* **Work to do**
From the listing, collect all lines containing the word "start".

* **Data to process**
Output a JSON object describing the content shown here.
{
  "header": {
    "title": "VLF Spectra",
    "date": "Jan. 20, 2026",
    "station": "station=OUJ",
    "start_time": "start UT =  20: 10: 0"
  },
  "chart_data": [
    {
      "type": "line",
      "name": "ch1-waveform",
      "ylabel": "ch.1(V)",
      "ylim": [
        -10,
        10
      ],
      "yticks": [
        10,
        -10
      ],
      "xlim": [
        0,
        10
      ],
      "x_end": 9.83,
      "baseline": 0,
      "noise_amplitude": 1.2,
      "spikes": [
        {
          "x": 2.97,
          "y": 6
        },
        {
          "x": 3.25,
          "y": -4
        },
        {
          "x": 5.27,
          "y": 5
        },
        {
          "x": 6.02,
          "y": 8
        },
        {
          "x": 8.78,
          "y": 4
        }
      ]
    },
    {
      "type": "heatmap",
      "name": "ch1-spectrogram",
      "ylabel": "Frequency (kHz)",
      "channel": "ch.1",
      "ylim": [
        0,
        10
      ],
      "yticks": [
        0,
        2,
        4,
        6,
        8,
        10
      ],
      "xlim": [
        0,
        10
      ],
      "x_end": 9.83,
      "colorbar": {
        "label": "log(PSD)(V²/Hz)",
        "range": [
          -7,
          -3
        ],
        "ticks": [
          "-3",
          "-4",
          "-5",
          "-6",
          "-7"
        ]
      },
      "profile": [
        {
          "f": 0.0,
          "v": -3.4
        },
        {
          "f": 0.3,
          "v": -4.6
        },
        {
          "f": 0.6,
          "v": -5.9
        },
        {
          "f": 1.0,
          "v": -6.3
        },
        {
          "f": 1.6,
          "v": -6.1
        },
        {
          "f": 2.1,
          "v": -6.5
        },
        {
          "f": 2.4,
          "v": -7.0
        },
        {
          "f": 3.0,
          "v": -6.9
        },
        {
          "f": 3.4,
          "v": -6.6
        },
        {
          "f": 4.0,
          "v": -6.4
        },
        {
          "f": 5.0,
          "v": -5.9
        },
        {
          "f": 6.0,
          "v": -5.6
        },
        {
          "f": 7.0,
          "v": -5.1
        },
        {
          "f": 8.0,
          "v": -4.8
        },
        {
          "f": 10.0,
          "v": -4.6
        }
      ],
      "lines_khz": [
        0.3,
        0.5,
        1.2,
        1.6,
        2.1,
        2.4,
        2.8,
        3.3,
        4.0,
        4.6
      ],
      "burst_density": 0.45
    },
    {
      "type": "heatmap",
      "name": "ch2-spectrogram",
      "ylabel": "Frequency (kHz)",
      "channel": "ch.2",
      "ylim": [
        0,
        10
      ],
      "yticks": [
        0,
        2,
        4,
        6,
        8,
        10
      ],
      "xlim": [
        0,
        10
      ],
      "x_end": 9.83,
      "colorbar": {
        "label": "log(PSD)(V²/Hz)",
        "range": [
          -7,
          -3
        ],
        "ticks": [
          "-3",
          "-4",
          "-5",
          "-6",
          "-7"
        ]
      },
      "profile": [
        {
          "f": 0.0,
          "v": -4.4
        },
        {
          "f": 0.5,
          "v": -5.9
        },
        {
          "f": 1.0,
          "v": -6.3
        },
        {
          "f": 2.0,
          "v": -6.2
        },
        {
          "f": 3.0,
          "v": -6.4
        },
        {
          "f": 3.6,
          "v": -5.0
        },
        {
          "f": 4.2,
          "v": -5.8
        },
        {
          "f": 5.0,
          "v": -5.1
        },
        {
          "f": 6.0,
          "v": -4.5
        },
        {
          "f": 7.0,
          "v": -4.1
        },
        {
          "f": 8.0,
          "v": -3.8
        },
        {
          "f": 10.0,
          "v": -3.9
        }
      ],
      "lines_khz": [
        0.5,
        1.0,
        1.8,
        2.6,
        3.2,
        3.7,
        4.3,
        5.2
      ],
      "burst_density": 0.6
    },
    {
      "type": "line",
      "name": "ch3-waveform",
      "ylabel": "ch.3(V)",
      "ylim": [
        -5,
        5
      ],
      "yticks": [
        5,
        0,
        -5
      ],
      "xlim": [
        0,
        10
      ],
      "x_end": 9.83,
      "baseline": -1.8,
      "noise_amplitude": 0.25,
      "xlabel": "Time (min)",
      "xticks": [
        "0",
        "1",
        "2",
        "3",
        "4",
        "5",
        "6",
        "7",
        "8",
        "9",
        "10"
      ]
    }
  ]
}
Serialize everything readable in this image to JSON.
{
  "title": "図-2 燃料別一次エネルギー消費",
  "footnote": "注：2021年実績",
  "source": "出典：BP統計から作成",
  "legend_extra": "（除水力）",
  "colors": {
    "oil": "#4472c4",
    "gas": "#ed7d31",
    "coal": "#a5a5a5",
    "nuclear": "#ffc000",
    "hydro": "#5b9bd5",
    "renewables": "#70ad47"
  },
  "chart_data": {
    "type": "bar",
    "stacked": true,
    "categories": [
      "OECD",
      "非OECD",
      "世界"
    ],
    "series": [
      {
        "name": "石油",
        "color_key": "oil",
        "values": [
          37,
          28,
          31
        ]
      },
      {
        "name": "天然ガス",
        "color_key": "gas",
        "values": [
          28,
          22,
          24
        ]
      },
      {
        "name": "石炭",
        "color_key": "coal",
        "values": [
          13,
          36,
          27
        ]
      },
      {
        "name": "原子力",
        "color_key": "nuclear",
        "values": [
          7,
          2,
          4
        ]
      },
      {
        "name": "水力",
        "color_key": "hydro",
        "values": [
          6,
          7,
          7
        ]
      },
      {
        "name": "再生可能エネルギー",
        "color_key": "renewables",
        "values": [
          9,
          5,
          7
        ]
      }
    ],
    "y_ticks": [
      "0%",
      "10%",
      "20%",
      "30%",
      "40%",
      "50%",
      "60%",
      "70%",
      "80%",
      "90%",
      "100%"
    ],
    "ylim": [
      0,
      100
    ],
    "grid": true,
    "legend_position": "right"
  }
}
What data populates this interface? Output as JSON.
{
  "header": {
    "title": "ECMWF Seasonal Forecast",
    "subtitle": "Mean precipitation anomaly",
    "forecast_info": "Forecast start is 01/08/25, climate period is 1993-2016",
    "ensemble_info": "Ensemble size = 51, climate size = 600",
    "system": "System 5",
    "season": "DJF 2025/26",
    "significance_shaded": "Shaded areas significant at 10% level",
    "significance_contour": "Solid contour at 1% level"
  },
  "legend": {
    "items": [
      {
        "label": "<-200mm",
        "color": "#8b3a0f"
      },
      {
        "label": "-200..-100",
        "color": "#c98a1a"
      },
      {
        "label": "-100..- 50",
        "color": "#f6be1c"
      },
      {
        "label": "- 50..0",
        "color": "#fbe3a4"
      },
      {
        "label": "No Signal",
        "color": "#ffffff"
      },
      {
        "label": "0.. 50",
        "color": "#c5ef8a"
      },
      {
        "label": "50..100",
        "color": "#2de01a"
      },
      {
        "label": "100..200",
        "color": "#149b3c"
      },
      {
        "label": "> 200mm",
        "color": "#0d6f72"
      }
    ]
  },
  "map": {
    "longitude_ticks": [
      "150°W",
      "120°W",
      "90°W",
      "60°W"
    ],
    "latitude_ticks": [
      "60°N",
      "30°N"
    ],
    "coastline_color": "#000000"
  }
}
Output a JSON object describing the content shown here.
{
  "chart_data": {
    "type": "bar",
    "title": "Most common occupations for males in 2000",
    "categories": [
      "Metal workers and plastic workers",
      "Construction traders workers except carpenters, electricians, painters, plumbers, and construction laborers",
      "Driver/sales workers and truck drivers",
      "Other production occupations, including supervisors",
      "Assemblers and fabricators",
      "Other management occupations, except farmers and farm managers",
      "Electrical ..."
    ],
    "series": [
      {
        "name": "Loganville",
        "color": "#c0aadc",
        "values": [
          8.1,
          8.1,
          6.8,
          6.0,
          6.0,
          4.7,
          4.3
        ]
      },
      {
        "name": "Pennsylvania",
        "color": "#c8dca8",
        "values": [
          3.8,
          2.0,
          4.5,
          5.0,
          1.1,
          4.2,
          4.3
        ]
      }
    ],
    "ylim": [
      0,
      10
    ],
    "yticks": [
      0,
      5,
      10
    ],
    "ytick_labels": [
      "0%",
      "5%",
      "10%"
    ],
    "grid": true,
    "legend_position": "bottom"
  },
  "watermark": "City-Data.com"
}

* **Response to the exercise**
    "start_time": "start UT =  20: 10: 0"
    "forecast_info": "Forecast start is 01/08/25, climate period is 1993-2016",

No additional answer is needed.